Exercise requirements
Reproduce all of the records exactly.

<<<<

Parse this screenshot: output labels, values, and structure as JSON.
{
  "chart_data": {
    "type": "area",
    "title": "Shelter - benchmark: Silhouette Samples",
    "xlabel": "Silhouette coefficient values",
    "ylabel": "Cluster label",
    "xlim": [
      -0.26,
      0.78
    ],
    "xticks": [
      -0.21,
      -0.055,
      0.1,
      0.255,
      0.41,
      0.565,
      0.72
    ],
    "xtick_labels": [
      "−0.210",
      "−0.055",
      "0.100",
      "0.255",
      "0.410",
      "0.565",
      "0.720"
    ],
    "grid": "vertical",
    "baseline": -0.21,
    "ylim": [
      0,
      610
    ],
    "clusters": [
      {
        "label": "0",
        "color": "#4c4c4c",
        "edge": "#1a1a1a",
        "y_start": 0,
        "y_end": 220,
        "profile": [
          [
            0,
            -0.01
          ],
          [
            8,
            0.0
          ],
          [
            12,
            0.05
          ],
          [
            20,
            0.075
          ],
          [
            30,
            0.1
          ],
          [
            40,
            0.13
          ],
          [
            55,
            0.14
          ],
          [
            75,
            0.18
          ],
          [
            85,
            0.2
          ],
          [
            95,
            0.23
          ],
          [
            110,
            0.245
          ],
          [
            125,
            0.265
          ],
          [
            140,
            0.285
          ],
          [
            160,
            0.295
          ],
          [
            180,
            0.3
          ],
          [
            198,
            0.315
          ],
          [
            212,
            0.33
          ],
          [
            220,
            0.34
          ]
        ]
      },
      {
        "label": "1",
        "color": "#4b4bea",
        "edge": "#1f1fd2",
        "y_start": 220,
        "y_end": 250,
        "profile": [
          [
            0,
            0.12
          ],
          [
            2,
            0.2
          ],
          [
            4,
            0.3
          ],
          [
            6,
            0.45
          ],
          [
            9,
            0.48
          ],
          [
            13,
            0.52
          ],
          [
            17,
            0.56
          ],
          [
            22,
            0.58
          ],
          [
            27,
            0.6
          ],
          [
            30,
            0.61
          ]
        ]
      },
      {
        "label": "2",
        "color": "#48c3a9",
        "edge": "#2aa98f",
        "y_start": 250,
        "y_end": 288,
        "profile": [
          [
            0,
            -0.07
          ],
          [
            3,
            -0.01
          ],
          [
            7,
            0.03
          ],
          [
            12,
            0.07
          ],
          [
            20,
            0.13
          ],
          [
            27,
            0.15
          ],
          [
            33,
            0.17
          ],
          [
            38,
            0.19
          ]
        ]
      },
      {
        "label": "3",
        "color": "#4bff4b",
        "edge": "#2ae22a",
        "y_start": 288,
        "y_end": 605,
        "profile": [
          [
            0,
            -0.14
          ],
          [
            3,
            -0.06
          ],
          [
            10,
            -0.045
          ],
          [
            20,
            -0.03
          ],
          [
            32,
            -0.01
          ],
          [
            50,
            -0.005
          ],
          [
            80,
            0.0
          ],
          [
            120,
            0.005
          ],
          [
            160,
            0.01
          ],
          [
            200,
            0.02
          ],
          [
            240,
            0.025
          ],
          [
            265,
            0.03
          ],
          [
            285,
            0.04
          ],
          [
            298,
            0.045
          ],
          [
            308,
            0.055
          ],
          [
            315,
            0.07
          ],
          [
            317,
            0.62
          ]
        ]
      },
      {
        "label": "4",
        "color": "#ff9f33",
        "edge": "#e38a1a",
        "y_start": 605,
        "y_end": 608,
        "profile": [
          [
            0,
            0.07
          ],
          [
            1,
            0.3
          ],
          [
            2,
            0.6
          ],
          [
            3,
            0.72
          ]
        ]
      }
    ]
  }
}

>>>>

Solution for this exercise
Parse this screenshot: output labels, values, and structure as JSON.
{
  "chart_data": {
    "type": "area",
    "title": "Shelter - benchmark: Silhouette Samples",
    "xlabel": "Silhouette coefficient values",
    "ylabel": "Cluster label",
    "xlim": [
      -0.26,
      0.78
    ],
    "xticks": [
      -0.21,
      -0.055,
      0.1,
      0.255,
      0.41,
      0.565,
      0.72
    ],
    "xtick_labels": [
      "−0.210",
      "−0.055",
      "0.100",
      "0.255",
      "0.410",
      "0.565",
      "0.720"
    ],
    "grid": "vertical",
    "baseline": -0.21,
    "ylim": [
      0,
      610
    ],
    "clusters": [
      {
        "label": "0",
        "color": "#4c4c4c",
        "edge": "#1a1a1a",
        "y_start": 0,
        "y_end": 220,
        "profile": [
          [
            0,
            -0.01
          ],
          [
            8,
            0.0
          ],
          [
            12,
            0.05
          ],
          [
            20,
            0.075
          ],
          [
            30,
            0.1
          ],
          [
            40,
            0.13
          ],
          [
            55,
            0.14
          ],
          [
            75,
            0.18
          ],
          [
            85,
            0.2
          ],
          [
            95,
            0.23
          ],
          [
            110,
            0.245
          ],
          [
            125,
            0.265
          ],
          [
            140,
            0.285
          ],
          [
            160,
            0.295
          ],
          [
            180,
            0.3
          ],
          [
            198,
            0.315
          ],
          [
            212,
            0.33
          ],
          [
            220,
            0.34
          ]
        ]
      },
      {
        "label": "1",
        "color": "#4b4bea",
        "edge": "#1f1fd2",
        "y_start": 220,
        "y_end": 250,
        "profile": [
          [
            0,
            0.12
          ],
          [
            2,
            0.2
          ],
          [
            4,
            0.3
          ],
          [
            6,
            0.45
          ],
          [
            9,
            0.48
          ],
          [
            13,
            0.52
          ],
          [
            17,
            0.56
          ],
          [
            22,
            0.58
          ],
          [
            27,
            0.6
          ],
          [
            30,
            0.61
          ]
        ]
      },
      {
        "label": "2",
        "color": "#48c3a9",
        "edge": "#2aa98f",
        "y_start": 250,
        "y_end": 288,
        "profile": [
          [
            0,
            -0.07
          ],
          [
            3,
            -0.01
          ],
          [
            7,
            0.03
          ],
          [
            12,
            0.07
          ],
          [
            20,
            0.13
          ],
          [
            27,
            0.15
          ],
          [
            33,
            0.17
          ],
          [
            38,
            0.19
          ]
        ]
      },
      {
        "label": "3",
        "color": "#4bff4b",
        "edge": "#2ae22a",
        "y_start": 288,
        "y_end": 605,
        "profile": [
          [
            0,
            -0.14
          ],
          [
            3,
            -0.06
          ],
          [
            10,
            -0.045
          ],
          [
            20,
            -0.03
          ],
          [
            32,
            -0.01
          ],
          [
            50,
            -0.005
          ],
          [
            80,
            0.0
          ],
          [
            120,
            0.005
          ],
          [
            160,
            0.01
          ],
          [
            200,
            0.02
          ],
          [
            240,
            0.025
          ],
          [
            265,
            0.03
          ],
          [
            285,
            0.04
          ],
          [
            298,
            0.045
          ],
          [
            308,
            0.055
          ],
          [
            315,
            0.07
          ],
          [
            317,
            0.62
          ]
        ]
      },
      {
        "label": "4",
        "color": "#ff9f33",
        "edge": "#e38a1a",
        "y_start": 605,
        "y_end": 608,
        "profile": [
          [
            0,
            0.07
          ],
          [
            1,
            0.3
          ],
          [
            2,
            0.6
          ],
          [
            3,
            0.72
          ]
        ]
      }
    ]
  }
}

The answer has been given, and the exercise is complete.